§ **Rows from a layout dataset**
>> begin

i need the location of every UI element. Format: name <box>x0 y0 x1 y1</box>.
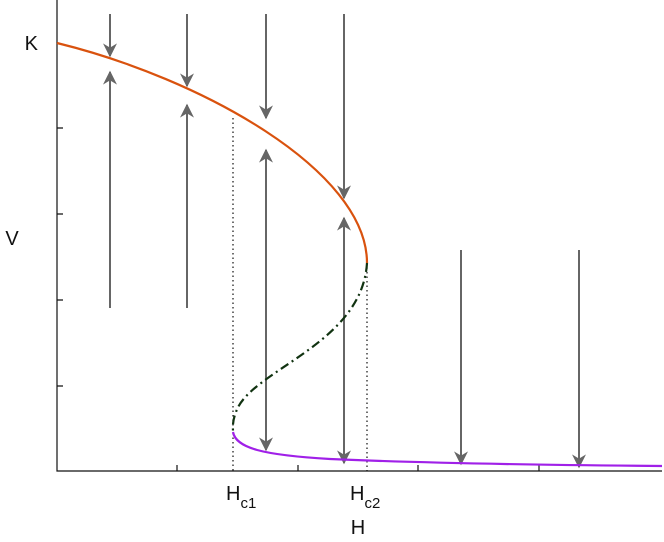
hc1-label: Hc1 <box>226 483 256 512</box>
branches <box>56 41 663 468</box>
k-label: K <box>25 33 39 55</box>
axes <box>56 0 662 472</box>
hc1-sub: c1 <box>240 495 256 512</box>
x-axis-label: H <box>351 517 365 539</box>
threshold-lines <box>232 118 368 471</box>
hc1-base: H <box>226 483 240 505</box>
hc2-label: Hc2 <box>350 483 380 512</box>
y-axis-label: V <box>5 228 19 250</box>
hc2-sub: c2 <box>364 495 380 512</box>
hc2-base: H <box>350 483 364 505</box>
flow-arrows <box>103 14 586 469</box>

>> end

§ **Problem to solve**
Can you repeat the rows above word for word, from the very first line through the line containing "hc2-base: H <box>350 483 364 505</box>", including that line, and leave the pictures out?

§ **Result**
i need the location of every UI element. Format: name <box>x0 y0 x1 y1</box>.
hc1-label: Hc1 <box>226 483 256 512</box>
branches <box>56 41 663 468</box>
k-label: K <box>25 33 39 55</box>
axes <box>56 0 662 472</box>
hc1-sub: c1 <box>240 495 256 512</box>
x-axis-label: H <box>351 517 365 539</box>
threshold-lines <box>232 118 368 471</box>
hc1-base: H <box>226 483 240 505</box>
hc2-label: Hc2 <box>350 483 380 512</box>
y-axis-label: V <box>5 228 19 250</box>
hc2-sub: c2 <box>364 495 380 512</box>
hc2-base: H <box>350 483 364 505</box>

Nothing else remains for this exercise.